To be done: All lines holding the string "Auditorium" are to be shown.

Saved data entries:
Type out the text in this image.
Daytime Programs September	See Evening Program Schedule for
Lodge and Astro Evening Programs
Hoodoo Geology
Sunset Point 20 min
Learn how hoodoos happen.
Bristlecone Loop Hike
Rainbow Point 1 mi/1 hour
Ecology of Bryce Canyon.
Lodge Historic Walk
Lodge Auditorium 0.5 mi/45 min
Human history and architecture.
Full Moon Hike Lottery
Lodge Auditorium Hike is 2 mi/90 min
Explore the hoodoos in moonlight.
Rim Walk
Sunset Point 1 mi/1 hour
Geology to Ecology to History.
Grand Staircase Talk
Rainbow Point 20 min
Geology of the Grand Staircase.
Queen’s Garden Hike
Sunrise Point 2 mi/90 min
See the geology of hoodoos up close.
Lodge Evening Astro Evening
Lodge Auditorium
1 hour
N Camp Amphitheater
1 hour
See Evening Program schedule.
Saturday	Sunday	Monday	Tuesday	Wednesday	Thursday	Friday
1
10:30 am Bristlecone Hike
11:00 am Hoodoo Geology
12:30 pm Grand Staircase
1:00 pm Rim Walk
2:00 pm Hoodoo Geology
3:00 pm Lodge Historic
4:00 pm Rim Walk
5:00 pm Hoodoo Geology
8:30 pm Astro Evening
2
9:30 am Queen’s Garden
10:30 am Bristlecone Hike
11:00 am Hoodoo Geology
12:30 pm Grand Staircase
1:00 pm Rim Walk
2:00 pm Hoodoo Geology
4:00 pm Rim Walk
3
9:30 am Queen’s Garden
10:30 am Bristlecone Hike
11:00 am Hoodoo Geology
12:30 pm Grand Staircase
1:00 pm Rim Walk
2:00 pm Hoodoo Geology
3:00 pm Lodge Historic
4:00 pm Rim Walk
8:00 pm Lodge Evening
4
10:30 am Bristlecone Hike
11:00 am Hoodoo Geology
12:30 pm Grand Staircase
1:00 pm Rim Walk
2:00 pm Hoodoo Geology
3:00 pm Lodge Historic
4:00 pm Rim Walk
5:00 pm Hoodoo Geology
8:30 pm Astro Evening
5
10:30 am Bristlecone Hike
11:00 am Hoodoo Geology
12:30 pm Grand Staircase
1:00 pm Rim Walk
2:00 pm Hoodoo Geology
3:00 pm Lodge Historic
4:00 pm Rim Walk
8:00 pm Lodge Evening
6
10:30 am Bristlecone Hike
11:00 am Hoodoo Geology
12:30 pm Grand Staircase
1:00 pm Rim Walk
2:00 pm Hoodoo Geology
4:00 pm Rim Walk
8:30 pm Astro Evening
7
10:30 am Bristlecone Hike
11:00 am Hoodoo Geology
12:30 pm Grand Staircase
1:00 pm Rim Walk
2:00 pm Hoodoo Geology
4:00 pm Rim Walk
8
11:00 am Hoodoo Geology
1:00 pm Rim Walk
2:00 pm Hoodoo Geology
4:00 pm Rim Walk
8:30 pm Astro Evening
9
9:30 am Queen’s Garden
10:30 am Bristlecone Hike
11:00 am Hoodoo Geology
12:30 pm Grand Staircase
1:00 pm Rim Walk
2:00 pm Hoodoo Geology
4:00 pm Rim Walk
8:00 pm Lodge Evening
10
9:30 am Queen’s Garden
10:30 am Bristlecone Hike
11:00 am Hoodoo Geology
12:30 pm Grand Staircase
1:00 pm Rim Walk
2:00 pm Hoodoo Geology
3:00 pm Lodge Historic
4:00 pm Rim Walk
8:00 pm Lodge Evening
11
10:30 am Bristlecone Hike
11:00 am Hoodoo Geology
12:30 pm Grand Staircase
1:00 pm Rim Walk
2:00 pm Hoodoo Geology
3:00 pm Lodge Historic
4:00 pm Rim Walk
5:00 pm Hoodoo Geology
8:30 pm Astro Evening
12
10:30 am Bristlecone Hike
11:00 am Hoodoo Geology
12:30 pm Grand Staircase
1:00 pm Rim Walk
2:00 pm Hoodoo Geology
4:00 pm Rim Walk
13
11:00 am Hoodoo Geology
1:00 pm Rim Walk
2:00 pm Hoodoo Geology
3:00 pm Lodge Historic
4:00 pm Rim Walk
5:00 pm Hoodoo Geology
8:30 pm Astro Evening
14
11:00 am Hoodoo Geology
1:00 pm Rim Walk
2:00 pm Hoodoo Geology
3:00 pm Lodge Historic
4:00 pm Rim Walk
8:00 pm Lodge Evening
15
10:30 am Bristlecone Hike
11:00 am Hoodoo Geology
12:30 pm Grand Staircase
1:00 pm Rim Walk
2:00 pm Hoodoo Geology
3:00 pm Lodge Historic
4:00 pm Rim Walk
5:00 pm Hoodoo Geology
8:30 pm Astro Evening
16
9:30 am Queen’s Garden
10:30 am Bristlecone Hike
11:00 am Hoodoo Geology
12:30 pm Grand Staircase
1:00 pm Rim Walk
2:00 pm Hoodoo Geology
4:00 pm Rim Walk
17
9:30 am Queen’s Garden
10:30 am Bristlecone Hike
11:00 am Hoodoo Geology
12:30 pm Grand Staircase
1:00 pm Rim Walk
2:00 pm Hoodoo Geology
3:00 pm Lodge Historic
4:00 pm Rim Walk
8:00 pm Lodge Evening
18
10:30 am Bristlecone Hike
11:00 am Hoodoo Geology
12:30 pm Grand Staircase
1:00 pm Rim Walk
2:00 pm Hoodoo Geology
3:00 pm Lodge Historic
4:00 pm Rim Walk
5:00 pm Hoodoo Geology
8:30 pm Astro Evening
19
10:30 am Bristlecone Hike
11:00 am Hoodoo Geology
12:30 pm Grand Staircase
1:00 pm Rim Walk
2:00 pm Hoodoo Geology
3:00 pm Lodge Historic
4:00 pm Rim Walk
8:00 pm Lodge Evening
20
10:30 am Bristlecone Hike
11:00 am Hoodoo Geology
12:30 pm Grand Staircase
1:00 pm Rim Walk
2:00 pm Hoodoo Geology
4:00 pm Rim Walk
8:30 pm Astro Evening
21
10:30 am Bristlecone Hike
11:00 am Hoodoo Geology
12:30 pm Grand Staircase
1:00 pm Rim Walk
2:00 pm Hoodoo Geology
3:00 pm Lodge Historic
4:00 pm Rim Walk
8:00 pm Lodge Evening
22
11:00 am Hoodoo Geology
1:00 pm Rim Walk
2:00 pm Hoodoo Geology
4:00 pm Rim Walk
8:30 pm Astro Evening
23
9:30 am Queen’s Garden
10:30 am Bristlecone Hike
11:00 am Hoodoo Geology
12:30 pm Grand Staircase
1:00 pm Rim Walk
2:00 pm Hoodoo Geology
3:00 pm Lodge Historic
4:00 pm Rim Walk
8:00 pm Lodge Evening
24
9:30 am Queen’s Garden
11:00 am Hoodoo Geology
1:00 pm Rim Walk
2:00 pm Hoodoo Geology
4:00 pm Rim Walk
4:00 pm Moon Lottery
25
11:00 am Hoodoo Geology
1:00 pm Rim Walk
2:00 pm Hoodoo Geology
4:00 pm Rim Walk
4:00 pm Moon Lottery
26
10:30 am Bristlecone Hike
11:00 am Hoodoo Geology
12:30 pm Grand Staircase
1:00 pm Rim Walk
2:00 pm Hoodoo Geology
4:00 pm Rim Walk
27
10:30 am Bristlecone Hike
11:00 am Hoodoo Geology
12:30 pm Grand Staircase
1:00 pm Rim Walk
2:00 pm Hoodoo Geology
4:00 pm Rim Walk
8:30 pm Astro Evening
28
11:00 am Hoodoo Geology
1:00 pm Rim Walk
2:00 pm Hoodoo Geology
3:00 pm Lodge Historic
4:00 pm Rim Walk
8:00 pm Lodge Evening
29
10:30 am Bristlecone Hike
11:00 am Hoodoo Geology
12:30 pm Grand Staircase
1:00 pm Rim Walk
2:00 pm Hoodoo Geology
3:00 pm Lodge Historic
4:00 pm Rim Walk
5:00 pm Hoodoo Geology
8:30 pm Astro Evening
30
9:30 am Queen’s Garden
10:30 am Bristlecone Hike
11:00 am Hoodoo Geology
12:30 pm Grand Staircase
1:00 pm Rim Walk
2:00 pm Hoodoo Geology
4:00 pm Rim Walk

In response:
Lodge Auditorium 0.5 mi/45 min
Lodge Auditorium Hike is 2 mi/90 min
Lodge Auditorium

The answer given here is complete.